**DIRECTION**
Reproduce only the records from the line with "- legend-label: 利用できない: [534, 175, 600, 189]" through the line with "- data-label: 13.1: [305, 602, 342, 620]", changing every "legend-swatch" to "legend-key" and leaving everything else as it is.
* START ROWS *
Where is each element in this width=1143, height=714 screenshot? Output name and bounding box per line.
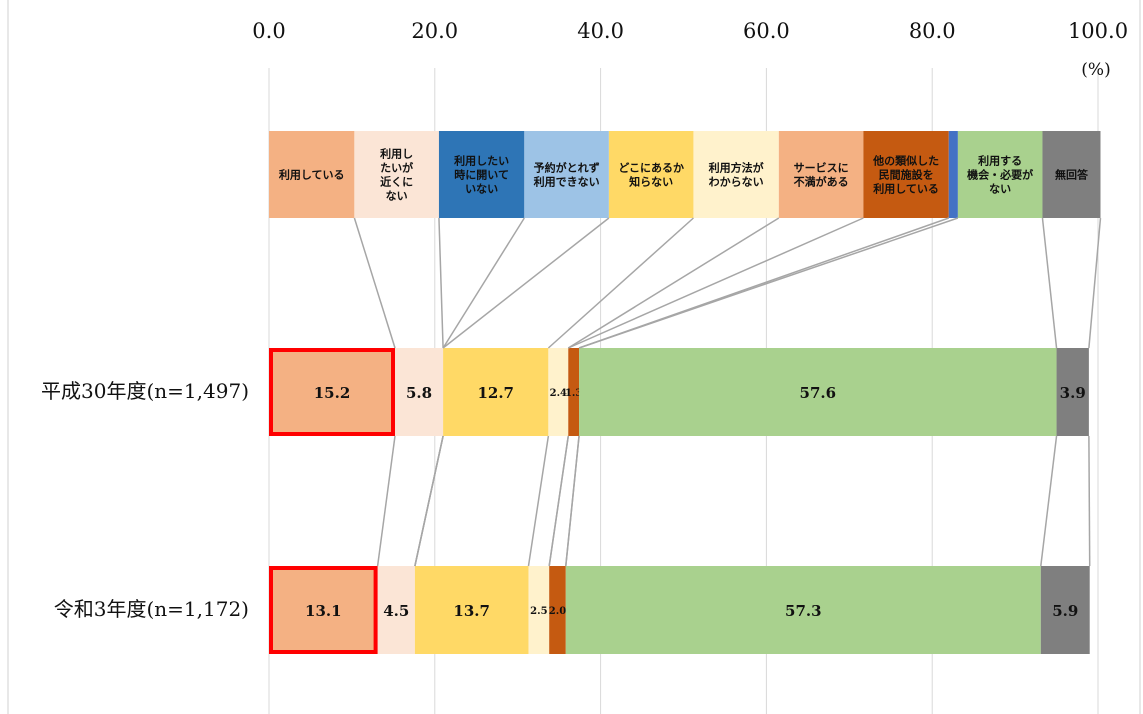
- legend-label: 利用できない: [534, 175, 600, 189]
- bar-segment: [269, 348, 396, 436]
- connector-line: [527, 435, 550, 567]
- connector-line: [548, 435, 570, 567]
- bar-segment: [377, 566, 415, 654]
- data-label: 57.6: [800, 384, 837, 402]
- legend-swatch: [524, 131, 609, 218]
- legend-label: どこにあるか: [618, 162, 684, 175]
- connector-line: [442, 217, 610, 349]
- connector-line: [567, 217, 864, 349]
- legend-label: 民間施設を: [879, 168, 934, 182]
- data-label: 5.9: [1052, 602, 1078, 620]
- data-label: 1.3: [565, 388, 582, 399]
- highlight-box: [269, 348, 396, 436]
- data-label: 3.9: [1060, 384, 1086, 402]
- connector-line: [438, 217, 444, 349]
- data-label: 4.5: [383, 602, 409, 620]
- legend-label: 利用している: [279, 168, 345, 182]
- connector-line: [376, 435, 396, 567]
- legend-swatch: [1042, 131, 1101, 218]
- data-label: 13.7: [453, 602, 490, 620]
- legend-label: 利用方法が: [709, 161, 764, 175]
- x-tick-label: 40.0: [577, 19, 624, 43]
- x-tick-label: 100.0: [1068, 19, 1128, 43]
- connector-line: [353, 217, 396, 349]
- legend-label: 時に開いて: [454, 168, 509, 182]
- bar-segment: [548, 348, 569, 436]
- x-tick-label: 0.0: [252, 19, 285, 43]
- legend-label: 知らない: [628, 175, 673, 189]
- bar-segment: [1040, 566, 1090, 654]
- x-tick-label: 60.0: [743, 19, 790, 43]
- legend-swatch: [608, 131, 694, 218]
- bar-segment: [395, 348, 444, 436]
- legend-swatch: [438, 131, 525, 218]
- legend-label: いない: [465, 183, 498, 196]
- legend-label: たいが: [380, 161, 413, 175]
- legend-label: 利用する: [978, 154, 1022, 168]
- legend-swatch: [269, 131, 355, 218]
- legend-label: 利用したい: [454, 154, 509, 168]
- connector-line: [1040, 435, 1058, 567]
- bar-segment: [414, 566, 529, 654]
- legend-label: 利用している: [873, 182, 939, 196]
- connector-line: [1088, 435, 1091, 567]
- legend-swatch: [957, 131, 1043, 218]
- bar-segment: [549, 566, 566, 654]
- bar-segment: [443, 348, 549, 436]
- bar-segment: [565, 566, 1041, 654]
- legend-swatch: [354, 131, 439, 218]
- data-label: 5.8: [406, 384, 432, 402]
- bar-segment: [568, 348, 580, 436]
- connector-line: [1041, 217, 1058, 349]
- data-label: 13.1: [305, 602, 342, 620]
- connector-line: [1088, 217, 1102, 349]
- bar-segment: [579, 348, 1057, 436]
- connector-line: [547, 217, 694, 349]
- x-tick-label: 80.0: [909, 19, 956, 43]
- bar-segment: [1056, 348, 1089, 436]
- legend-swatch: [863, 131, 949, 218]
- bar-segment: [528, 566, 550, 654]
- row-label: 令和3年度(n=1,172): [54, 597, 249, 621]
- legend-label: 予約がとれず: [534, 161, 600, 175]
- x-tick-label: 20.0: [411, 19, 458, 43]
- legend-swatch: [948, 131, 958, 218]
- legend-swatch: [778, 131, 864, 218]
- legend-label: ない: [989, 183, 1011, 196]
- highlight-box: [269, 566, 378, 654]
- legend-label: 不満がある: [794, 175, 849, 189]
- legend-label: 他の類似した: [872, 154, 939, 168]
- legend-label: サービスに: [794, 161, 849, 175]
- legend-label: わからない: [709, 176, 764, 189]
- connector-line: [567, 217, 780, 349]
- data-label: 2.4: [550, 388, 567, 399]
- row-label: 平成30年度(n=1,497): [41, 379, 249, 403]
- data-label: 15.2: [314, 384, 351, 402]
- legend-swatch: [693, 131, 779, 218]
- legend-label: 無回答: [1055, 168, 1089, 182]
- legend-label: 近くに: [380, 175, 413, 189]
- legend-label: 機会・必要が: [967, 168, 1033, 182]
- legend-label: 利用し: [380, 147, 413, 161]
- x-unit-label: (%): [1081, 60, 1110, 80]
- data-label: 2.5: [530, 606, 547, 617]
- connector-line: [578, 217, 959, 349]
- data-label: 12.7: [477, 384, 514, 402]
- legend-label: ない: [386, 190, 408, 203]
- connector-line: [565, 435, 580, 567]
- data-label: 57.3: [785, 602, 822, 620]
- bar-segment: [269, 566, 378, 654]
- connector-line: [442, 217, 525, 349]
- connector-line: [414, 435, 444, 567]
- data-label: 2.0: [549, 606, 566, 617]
* END ROWS *
**ANSWER TO THIS TASK**
- legend-label: 利用できない: [534, 175, 600, 189]
- bar-segment: [269, 348, 396, 436]
- connector-line: [527, 435, 550, 567]
- connector-line: [548, 435, 570, 567]
- bar-segment: [377, 566, 415, 654]
- data-label: 57.6: [800, 384, 837, 402]
- legend-key: [524, 131, 609, 218]
- legend-label: どこにあるか: [618, 162, 684, 175]
- connector-line: [442, 217, 610, 349]
- connector-line: [567, 217, 864, 349]
- legend-label: 民間施設を: [879, 168, 934, 182]
- data-label: 5.9: [1052, 602, 1078, 620]
- data-label: 1.3: [565, 388, 582, 399]
- highlight-box: [269, 348, 396, 436]
- data-label: 3.9: [1060, 384, 1086, 402]
- connector-line: [438, 217, 444, 349]
- data-label: 4.5: [383, 602, 409, 620]
- legend-label: 利用している: [279, 168, 345, 182]
- connector-line: [376, 435, 396, 567]
- legend-key: [1042, 131, 1101, 218]
- data-label: 13.7: [453, 602, 490, 620]
- legend-label: 利用方法が: [709, 161, 764, 175]
- x-tick-label: 40.0: [577, 19, 624, 43]
- x-tick-label: 100.0: [1068, 19, 1128, 43]
- connector-line: [353, 217, 396, 349]
- legend-label: 時に開いて: [454, 168, 509, 182]
- bar-segment: [548, 348, 569, 436]
- x-tick-label: 0.0: [252, 19, 285, 43]
- legend-label: 知らない: [628, 175, 673, 189]
- bar-segment: [1040, 566, 1090, 654]
- x-tick-label: 60.0: [743, 19, 790, 43]
- legend-key: [608, 131, 694, 218]
- bar-segment: [395, 348, 444, 436]
- legend-key: [438, 131, 525, 218]
- legend-label: いない: [465, 183, 498, 196]
- legend-label: たいが: [380, 161, 413, 175]
- legend-label: 利用する: [978, 154, 1022, 168]
- legend-key: [269, 131, 355, 218]
- legend-label: 利用したい: [454, 154, 509, 168]
- connector-line: [1040, 435, 1058, 567]
- bar-segment: [414, 566, 529, 654]
- legend-label: 利用している: [873, 182, 939, 196]
- connector-line: [1088, 435, 1091, 567]
- legend-key: [957, 131, 1043, 218]
- bar-segment: [549, 566, 566, 654]
- bar-segment: [443, 348, 549, 436]
- bar-segment: [565, 566, 1041, 654]
- legend-key: [354, 131, 439, 218]
- data-label: 5.8: [406, 384, 432, 402]
- bar-segment: [568, 348, 580, 436]
- connector-line: [1041, 217, 1058, 349]
- data-label: 13.1: [305, 602, 342, 620]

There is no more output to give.